WHAT YOU HAVE TO DO: Emit the data below verbatim, stripping out any pictures.

>> START SUPPLIED ENTRIES

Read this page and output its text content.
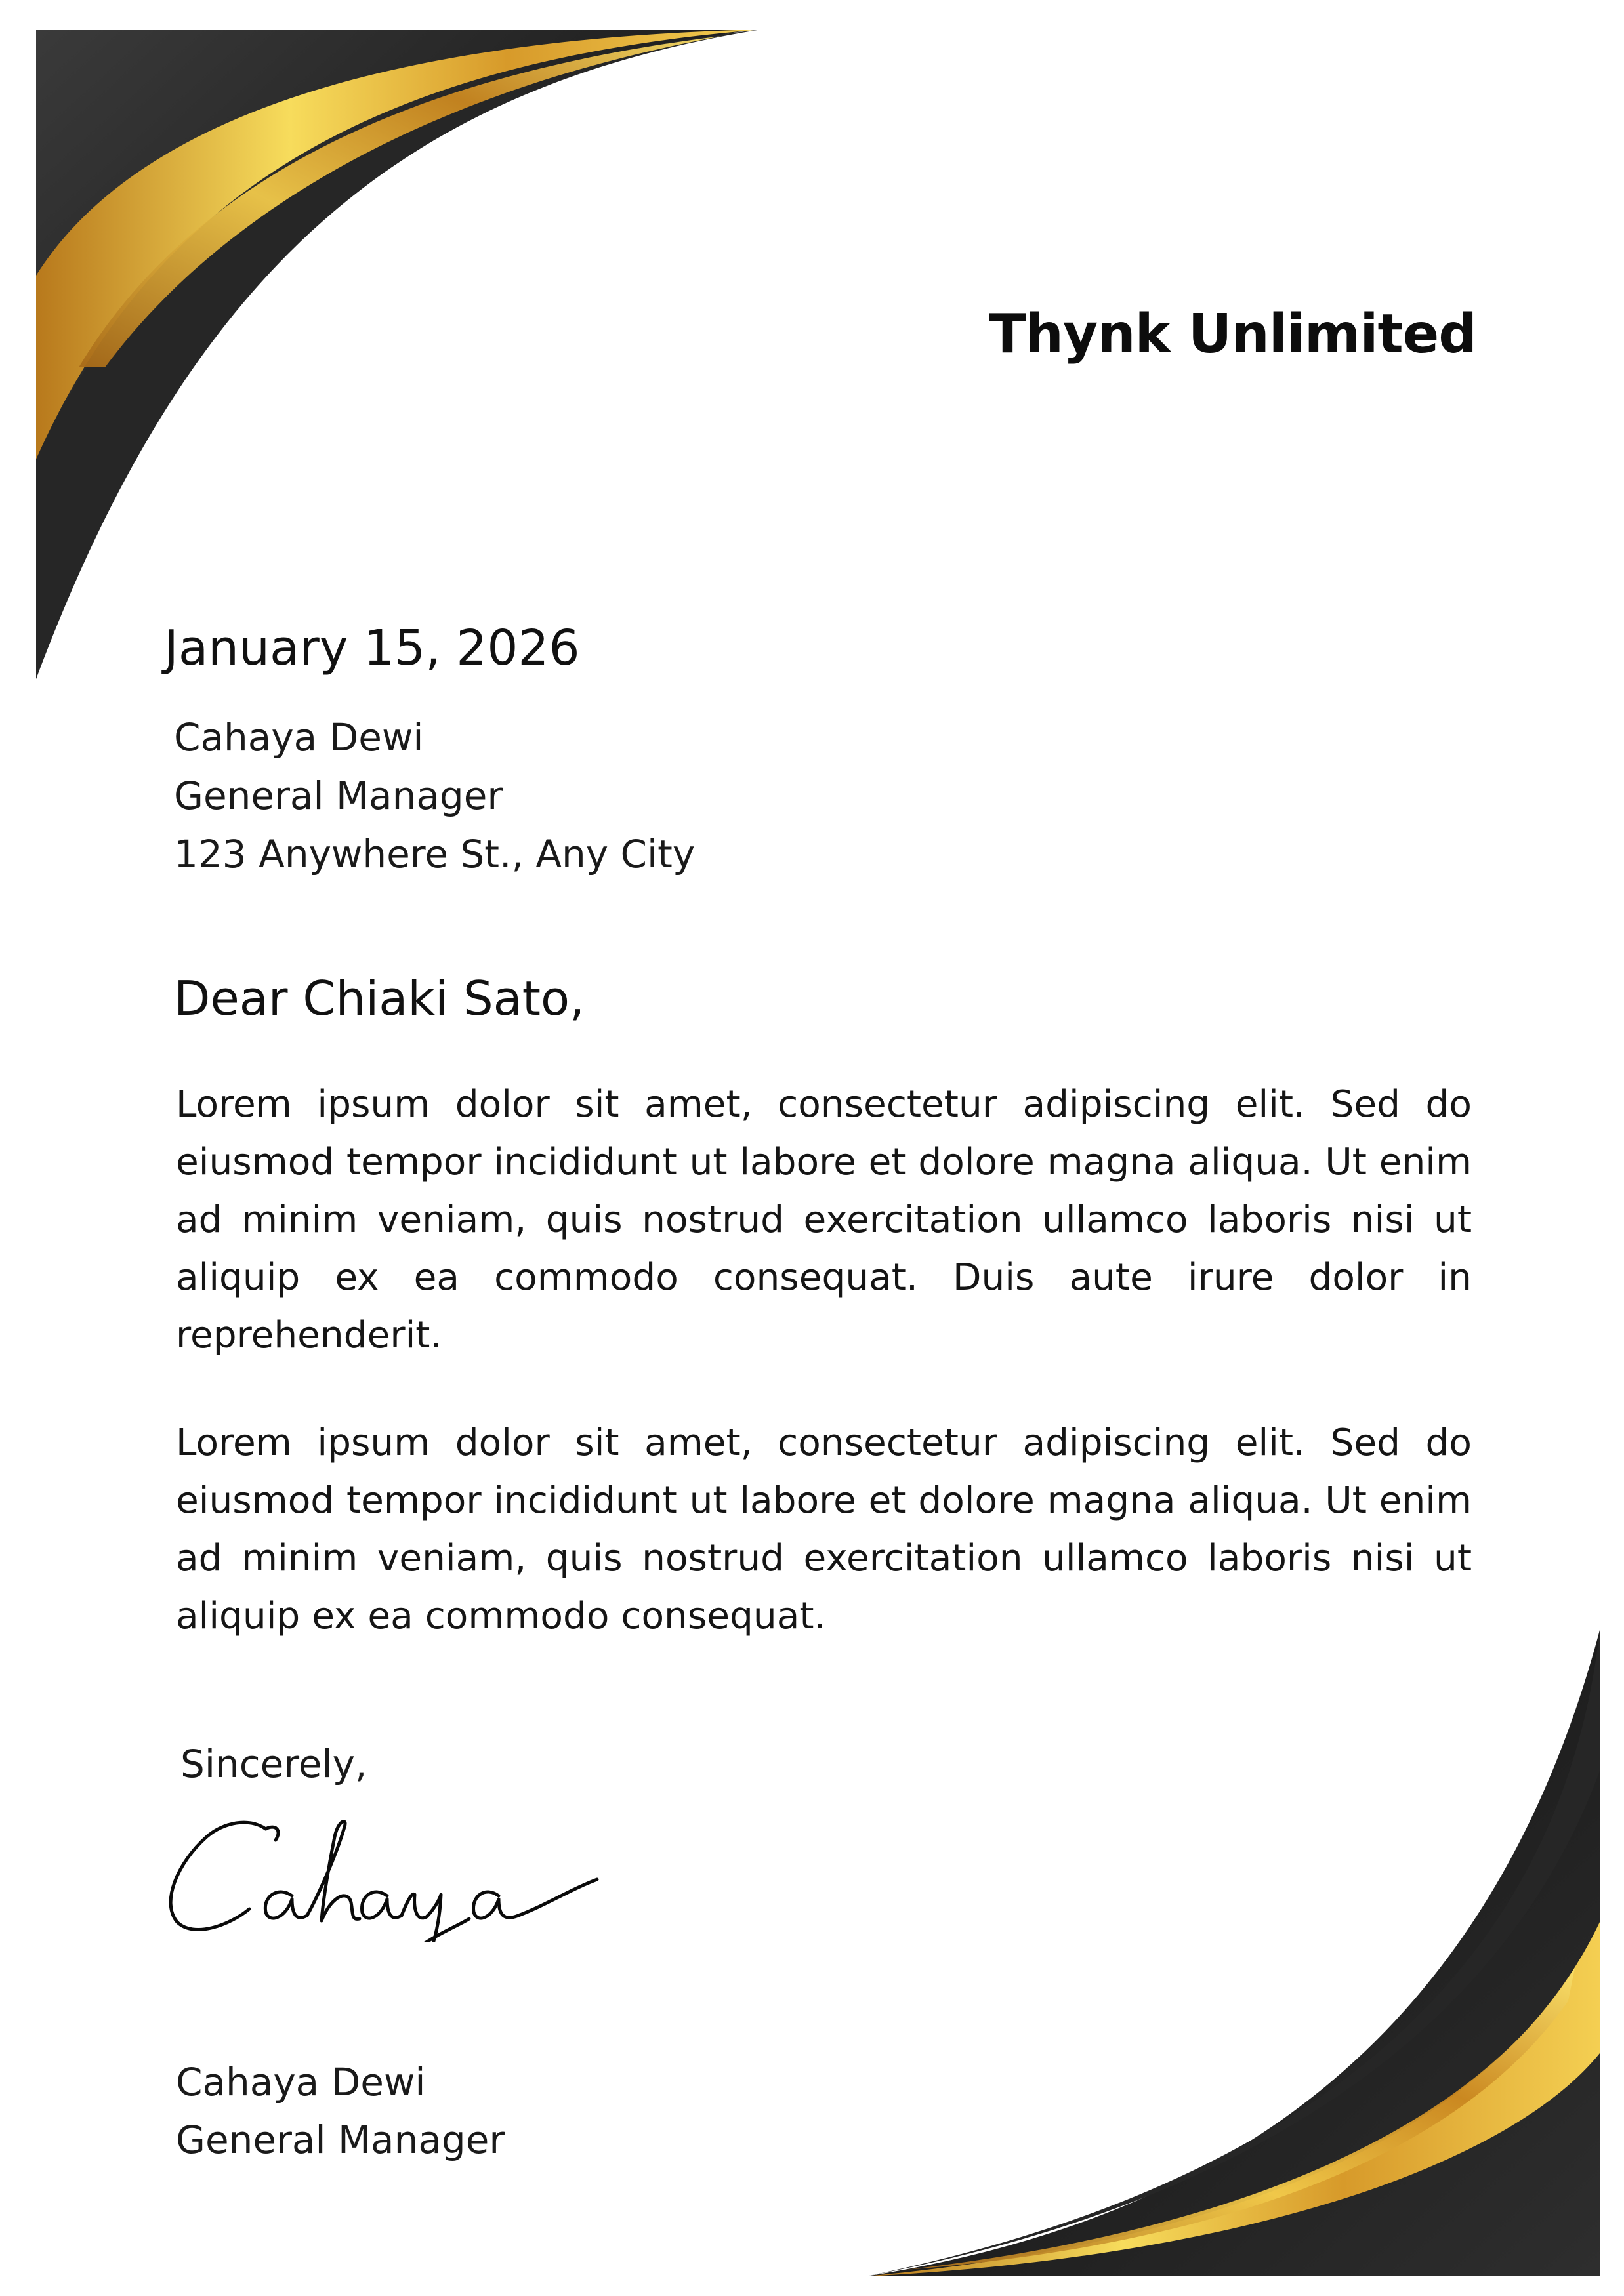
Thynk Unlimited
January 15, 2026
Cahaya Dewi
General Manager
123 Anywhere St., Any City
Dear Chiaki Sato,
Lorem ipsum dolor sit amet, consectetur adipiscing elit. Sed do eiusmod tempor incididunt ut labore et dolore magna aliqua. Ut enim ad minim veniam, quis nostrud exercitation ullamco laboris nisi ut aliquip ex ea commodo consequat. Duis aute irure dolor in reprehenderit.
Lorem ipsum dolor sit amet, consectetur adipiscing elit. Sed do eiusmod tempor incididunt ut labore et dolore magna aliqua. Ut enim ad minim veniam, quis nostrud exercitation ullamco laboris nisi ut aliquip ex ea commodo consequat.
Sincerely,
Cahaya Dewi
General Manager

>> END SUPPLIED ENTRIES

EXERCISE ANSWER:
Read this page and output its text content.
Thynk Unlimited
January 15, 2026
Cahaya Dewi
General Manager
123 Anywhere St., Any City
Dear Chiaki Sato,
Lorem ipsum dolor sit amet, consectetur adipiscing elit. Sed do eiusmod tempor incididunt ut labore et dolore magna aliqua. Ut enim ad minim veniam, quis nostrud exercitation ullamco laboris nisi ut aliquip ex ea commodo consequat. Duis aute irure dolor in reprehenderit.
Lorem ipsum dolor sit amet, consectetur adipiscing elit. Sed do eiusmod tempor incididunt ut labore et dolore magna aliqua. Ut enim ad minim veniam, quis nostrud exercitation ullamco laboris nisi ut aliquip ex ea commodo consequat.
Sincerely,
Cahaya Dewi
General Manager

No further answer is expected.